Records that describe figures:
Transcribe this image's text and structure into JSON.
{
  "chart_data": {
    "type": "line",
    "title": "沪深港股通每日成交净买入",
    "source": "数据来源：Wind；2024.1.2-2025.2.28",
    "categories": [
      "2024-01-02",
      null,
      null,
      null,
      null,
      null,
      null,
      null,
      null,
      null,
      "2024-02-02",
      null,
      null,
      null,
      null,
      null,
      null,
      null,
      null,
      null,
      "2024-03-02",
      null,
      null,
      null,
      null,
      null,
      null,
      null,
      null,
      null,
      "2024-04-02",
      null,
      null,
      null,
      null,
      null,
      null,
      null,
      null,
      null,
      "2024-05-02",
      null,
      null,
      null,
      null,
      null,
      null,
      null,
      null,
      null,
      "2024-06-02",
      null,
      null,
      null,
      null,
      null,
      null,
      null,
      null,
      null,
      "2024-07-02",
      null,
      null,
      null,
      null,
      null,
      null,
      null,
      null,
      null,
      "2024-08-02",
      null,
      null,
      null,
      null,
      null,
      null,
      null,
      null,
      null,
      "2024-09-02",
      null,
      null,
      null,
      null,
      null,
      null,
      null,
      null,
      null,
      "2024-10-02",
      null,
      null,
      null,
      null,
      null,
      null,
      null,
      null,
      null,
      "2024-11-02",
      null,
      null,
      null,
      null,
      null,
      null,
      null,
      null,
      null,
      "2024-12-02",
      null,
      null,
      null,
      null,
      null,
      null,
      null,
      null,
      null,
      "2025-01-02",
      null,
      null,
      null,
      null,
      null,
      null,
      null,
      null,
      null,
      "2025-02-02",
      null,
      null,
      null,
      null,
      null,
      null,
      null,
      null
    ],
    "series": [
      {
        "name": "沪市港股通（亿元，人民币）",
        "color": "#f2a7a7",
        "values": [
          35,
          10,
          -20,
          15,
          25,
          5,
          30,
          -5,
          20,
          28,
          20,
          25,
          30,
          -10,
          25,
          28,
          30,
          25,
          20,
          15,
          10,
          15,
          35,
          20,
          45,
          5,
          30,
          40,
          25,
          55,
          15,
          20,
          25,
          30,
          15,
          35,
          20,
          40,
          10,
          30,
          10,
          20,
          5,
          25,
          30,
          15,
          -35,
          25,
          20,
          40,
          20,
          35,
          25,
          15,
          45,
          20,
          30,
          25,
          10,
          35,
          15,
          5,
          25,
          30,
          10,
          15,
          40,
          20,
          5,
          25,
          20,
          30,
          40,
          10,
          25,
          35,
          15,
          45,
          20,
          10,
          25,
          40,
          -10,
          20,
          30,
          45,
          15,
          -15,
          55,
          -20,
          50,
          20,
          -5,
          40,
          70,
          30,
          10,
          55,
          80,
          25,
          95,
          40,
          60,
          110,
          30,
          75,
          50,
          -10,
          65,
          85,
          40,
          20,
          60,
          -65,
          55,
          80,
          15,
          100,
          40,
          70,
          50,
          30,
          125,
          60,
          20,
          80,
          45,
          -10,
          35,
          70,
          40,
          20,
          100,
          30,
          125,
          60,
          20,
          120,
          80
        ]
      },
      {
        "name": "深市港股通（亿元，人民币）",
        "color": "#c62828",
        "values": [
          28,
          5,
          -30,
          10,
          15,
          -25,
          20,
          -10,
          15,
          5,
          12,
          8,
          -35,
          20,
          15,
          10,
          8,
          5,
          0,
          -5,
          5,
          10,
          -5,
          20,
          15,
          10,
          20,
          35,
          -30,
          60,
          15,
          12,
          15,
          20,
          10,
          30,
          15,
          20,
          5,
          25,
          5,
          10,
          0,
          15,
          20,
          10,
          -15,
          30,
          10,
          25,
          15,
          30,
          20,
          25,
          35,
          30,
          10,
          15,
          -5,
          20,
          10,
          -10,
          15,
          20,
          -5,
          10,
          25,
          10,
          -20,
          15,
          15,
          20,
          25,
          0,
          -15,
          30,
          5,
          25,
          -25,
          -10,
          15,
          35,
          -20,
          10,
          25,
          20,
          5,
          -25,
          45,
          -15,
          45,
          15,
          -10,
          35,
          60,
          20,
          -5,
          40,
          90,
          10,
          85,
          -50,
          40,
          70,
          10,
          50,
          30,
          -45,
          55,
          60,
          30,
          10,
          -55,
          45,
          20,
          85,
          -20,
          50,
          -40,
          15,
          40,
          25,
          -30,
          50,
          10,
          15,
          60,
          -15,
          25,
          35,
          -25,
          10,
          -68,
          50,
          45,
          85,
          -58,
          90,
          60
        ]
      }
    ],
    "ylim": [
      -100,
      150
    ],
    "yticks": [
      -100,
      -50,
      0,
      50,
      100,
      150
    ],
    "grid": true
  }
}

_EXERCISE INSTRUCTIONS_: Every line of the records above needs to be given again exactly.

_SOLVED EXERCISE_:
Transcribe this image's text and structure into JSON.
{
  "chart_data": {
    "type": "line",
    "title": "沪深港股通每日成交净买入",
    "source": "数据来源：Wind；2024.1.2-2025.2.28",
    "categories": [
      "2024-01-02",
      null,
      null,
      null,
      null,
      null,
      null,
      null,
      null,
      null,
      "2024-02-02",
      null,
      null,
      null,
      null,
      null,
      null,
      null,
      null,
      null,
      "2024-03-02",
      null,
      null,
      null,
      null,
      null,
      null,
      null,
      null,
      null,
      "2024-04-02",
      null,
      null,
      null,
      null,
      null,
      null,
      null,
      null,
      null,
      "2024-05-02",
      null,
      null,
      null,
      null,
      null,
      null,
      null,
      null,
      null,
      "2024-06-02",
      null,
      null,
      null,
      null,
      null,
      null,
      null,
      null,
      null,
      "2024-07-02",
      null,
      null,
      null,
      null,
      null,
      null,
      null,
      null,
      null,
      "2024-08-02",
      null,
      null,
      null,
      null,
      null,
      null,
      null,
      null,
      null,
      "2024-09-02",
      null,
      null,
      null,
      null,
      null,
      null,
      null,
      null,
      null,
      "2024-10-02",
      null,
      null,
      null,
      null,
      null,
      null,
      null,
      null,
      null,
      "2024-11-02",
      null,
      null,
      null,
      null,
      null,
      null,
      null,
      null,
      null,
      "2024-12-02",
      null,
      null,
      null,
      null,
      null,
      null,
      null,
      null,
      null,
      "2025-01-02",
      null,
      null,
      null,
      null,
      null,
      null,
      null,
      null,
      null,
      "2025-02-02",
      null,
      null,
      null,
      null,
      null,
      null,
      null,
      null
    ],
    "series": [
      {
        "name": "沪市港股通（亿元，人民币）",
        "color": "#f2a7a7",
        "values": [
          35,
          10,
          -20,
          15,
          25,
          5,
          30,
          -5,
          20,
          28,
          20,
          25,
          30,
          -10,
          25,
          28,
          30,
          25,
          20,
          15,
          10,
          15,
          35,
          20,
          45,
          5,
          30,
          40,
          25,
          55,
          15,
          20,
          25,
          30,
          15,
          35,
          20,
          40,
          10,
          30,
          10,
          20,
          5,
          25,
          30,
          15,
          -35,
          25,
          20,
          40,
          20,
          35,
          25,
          15,
          45,
          20,
          30,
          25,
          10,
          35,
          15,
          5,
          25,
          30,
          10,
          15,
          40,
          20,
          5,
          25,
          20,
          30,
          40,
          10,
          25,
          35,
          15,
          45,
          20,
          10,
          25,
          40,
          -10,
          20,
          30,
          45,
          15,
          -15,
          55,
          -20,
          50,
          20,
          -5,
          40,
          70,
          30,
          10,
          55,
          80,
          25,
          95,
          40,
          60,
          110,
          30,
          75,
          50,
          -10,
          65,
          85,
          40,
          20,
          60,
          -65,
          55,
          80,
          15,
          100,
          40,
          70,
          50,
          30,
          125,
          60,
          20,
          80,
          45,
          -10,
          35,
          70,
          40,
          20,
          100,
          30,
          125,
          60,
          20,
          120,
          80
        ]
      },
      {
        "name": "深市港股通（亿元，人民币）",
        "color": "#c62828",
        "values": [
          28,
          5,
          -30,
          10,
          15,
          -25,
          20,
          -10,
          15,
          5,
          12,
          8,
          -35,
          20,
          15,
          10,
          8,
          5,
          0,
          -5,
          5,
          10,
          -5,
          20,
          15,
          10,
          20,
          35,
          -30,
          60,
          15,
          12,
          15,
          20,
          10,
          30,
          15,
          20,
          5,
          25,
          5,
          10,
          0,
          15,
          20,
          10,
          -15,
          30,
          10,
          25,
          15,
          30,
          20,
          25,
          35,
          30,
          10,
          15,
          -5,
          20,
          10,
          -10,
          15,
          20,
          -5,
          10,
          25,
          10,
          -20,
          15,
          15,
          20,
          25,
          0,
          -15,
          30,
          5,
          25,
          -25,
          -10,
          15,
          35,
          -20,
          10,
          25,
          20,
          5,
          -25,
          45,
          -15,
          45,
          15,
          -10,
          35,
          60,
          20,
          -5,
          40,
          90,
          10,
          85,
          -50,
          40,
          70,
          10,
          50,
          30,
          -45,
          55,
          60,
          30,
          10,
          -55,
          45,
          20,
          85,
          -20,
          50,
          -40,
          15,
          40,
          25,
          -30,
          50,
          10,
          15,
          60,
          -15,
          25,
          35,
          -25,
          10,
          -68,
          50,
          45,
          85,
          -58,
          90,
          60
        ]
      }
    ],
    "ylim": [
      -100,
      150
    ],
    "yticks": [
      -100,
      -50,
      0,
      50,
      100,
      150
    ],
    "grid": true
  }
}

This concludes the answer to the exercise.